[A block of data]
▼▼▼

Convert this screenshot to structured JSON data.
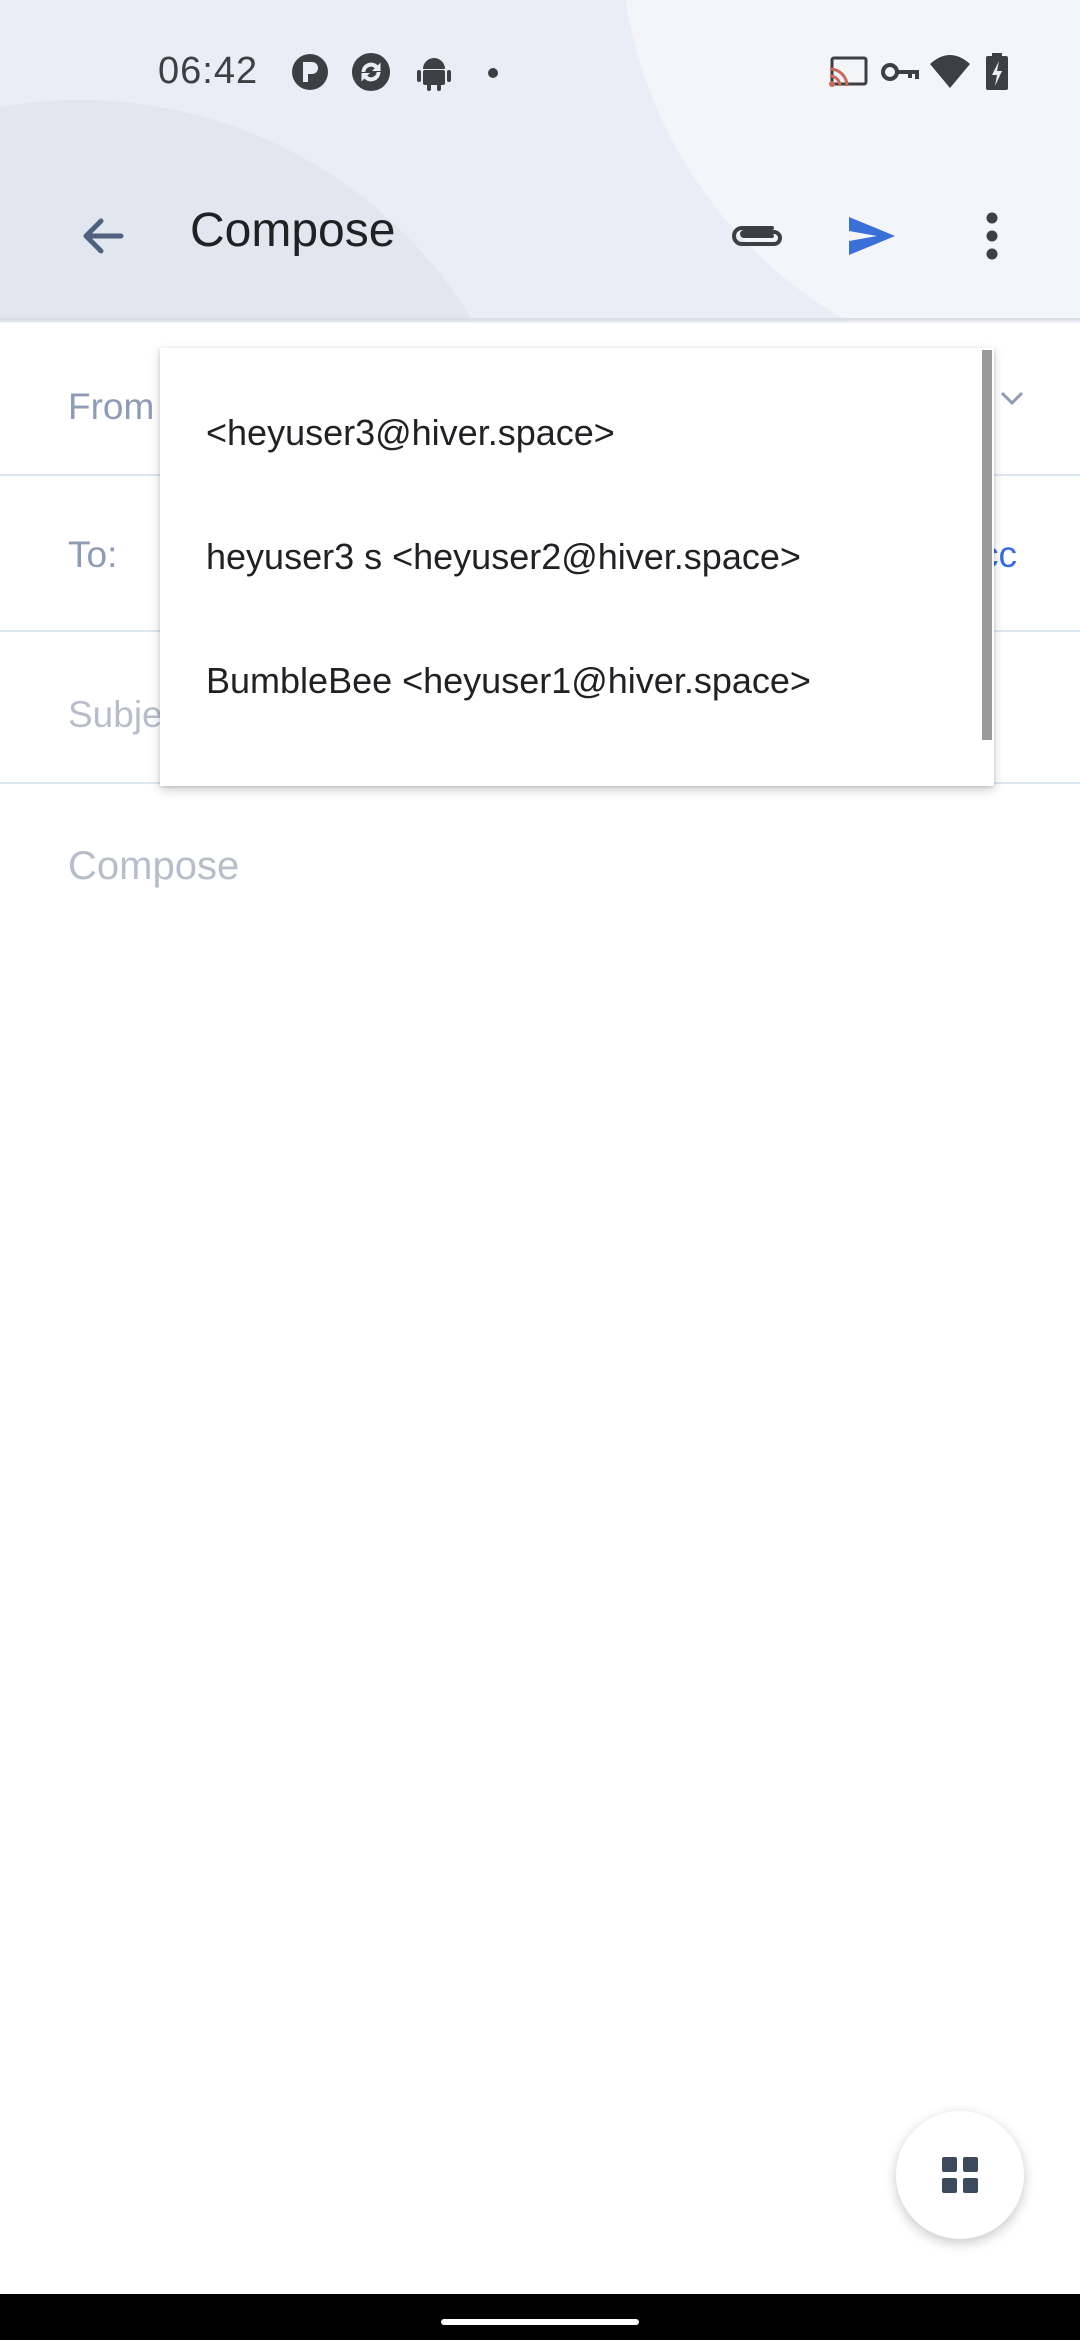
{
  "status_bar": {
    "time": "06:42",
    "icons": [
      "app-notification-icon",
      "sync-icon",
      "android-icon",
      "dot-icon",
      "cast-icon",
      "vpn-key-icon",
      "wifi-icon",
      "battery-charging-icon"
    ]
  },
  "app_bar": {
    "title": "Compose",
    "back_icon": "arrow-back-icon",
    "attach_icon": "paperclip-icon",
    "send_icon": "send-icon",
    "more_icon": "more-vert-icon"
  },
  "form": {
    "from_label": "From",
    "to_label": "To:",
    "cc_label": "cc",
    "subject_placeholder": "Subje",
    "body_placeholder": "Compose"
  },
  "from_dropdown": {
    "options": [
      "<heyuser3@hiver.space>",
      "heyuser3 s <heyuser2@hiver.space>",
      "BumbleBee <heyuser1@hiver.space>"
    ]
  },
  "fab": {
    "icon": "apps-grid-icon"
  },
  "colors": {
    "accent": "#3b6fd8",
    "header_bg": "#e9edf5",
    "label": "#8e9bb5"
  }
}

▲▲▲
▼▼▼

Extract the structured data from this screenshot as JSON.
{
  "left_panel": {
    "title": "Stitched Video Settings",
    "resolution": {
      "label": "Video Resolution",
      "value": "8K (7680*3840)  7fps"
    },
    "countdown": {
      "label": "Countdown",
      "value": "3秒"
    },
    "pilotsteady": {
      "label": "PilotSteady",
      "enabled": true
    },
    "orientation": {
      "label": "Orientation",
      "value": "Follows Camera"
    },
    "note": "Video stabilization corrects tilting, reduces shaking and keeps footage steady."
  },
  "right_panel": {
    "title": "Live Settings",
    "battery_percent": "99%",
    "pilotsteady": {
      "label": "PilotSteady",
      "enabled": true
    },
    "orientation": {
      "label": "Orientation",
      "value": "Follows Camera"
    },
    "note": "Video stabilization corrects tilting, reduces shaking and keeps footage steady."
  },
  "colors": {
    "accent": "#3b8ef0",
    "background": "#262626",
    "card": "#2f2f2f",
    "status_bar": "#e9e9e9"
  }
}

▲▲▲

Directive: Looking at the records above, tally the lines holding "structured" and reply with that number only.

The completed task: 2